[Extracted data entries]
• • • • • • •
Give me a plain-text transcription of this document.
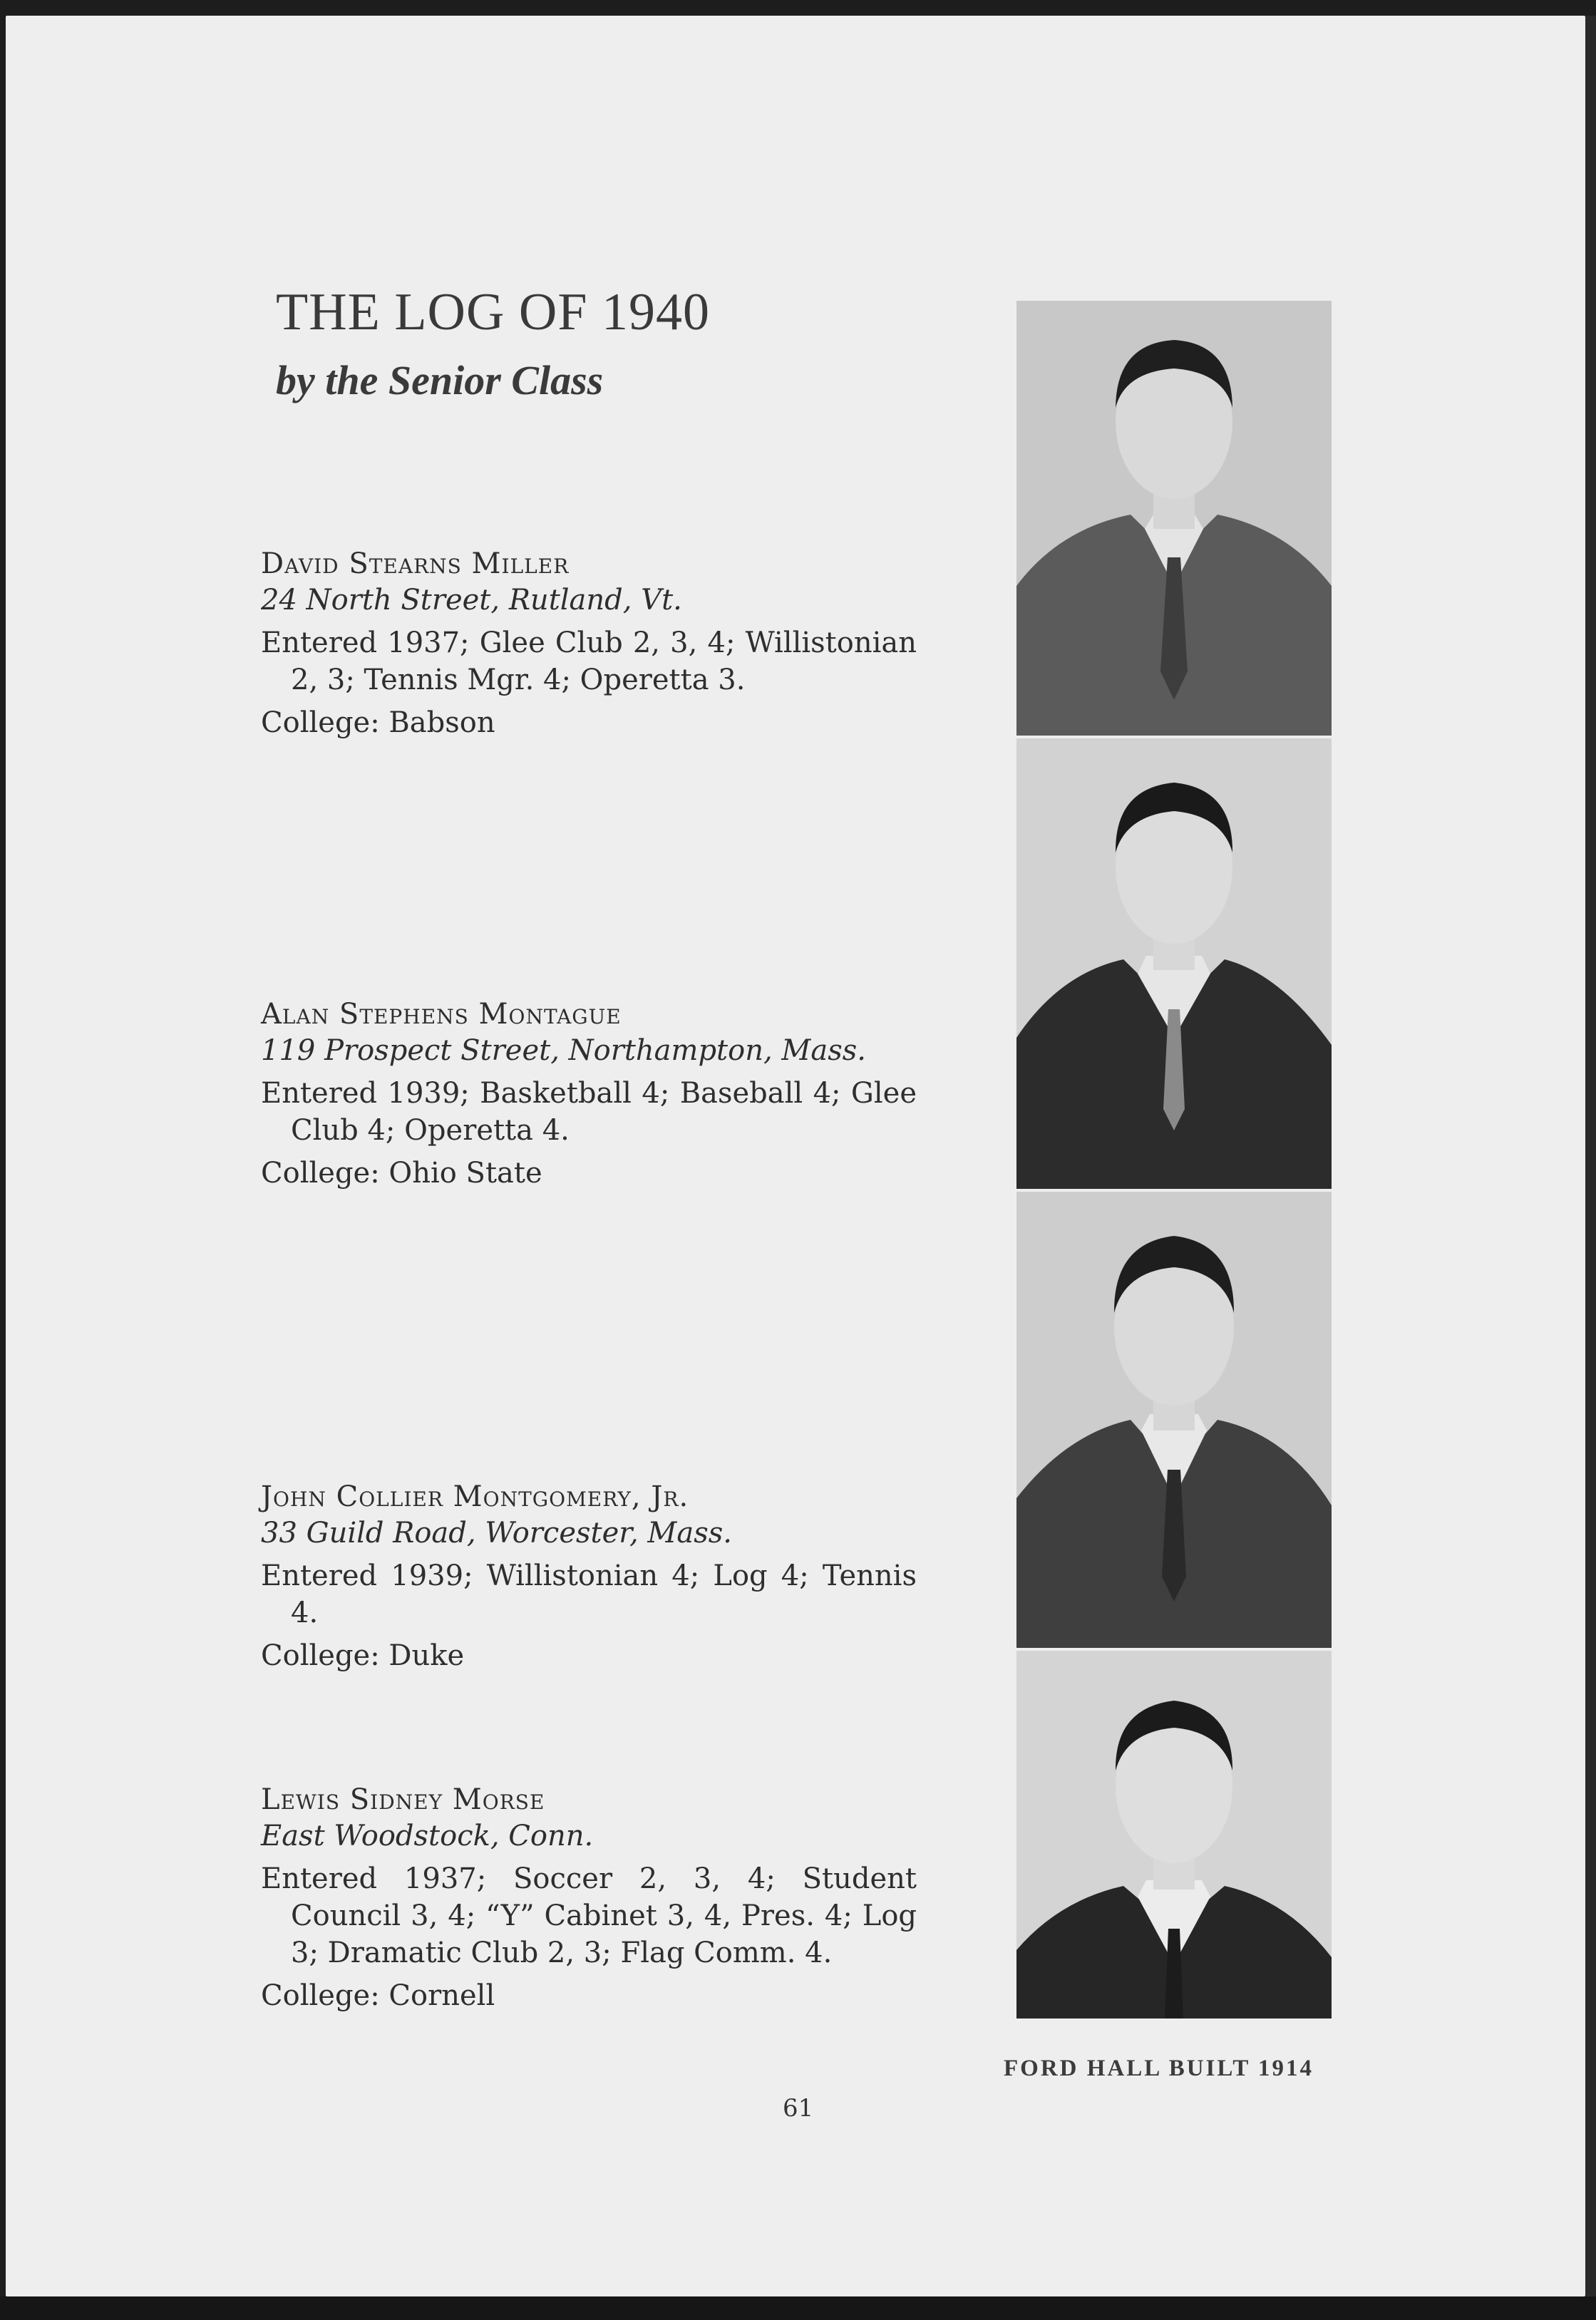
THE LOG OF 1940
by the Senior Class
David Stearns Miller
24 North Street, Rutland, Vt.
Entered 1937; Glee Club 2, 3, 4; Willistonian 2, 3; Tennis Mgr. 4; Operetta 3.
College: Babson
Alan Stephens Montague
119 Prospect Street, Northampton, Mass.
Entered 1939; Basketball 4; Baseball 4; Glee Club 4; Operetta 4.
College: Ohio State
John Collier Montgomery, Jr.
33 Guild Road, Worcester, Mass.
Entered 1939; Willistonian 4; Log 4; Tennis 4.
College: Duke
Lewis Sidney Morse
East Woodstock, Conn.
Entered 1937; Soccer 2, 3, 4; Student Council 3, 4; “Y” Cabinet 3, 4, Pres. 4; Log 3; Dramatic Club 2, 3; Flag Comm. 4.
College: Cornell
FORD HALL BUILT 1914
61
• • • • • • •
Return the whole listing, word for word, and leave out every picture.

- [Result for this task]
Give me a plain-text transcription of this document.
THE LOG OF 1940
by the Senior Class
David Stearns Miller
24 North Street, Rutland, Vt.
Entered 1937; Glee Club 2, 3, 4; Willistonian 2, 3; Tennis Mgr. 4; Operetta 3.
College: Babson
Alan Stephens Montague
119 Prospect Street, Northampton, Mass.
Entered 1939; Basketball 4; Baseball 4; Glee Club 4; Operetta 4.
College: Ohio State
John Collier Montgomery, Jr.
33 Guild Road, Worcester, Mass.
Entered 1939; Willistonian 4; Log 4; Tennis 4.
College: Duke
Lewis Sidney Morse
East Woodstock, Conn.
Entered 1937; Soccer 2, 3, 4; Student Council 3, 4; “Y” Cabinet 3, 4, Pres. 4; Log 3; Dramatic Club 2, 3; Flag Comm. 4.
College: Cornell
FORD HALL BUILT 1914
61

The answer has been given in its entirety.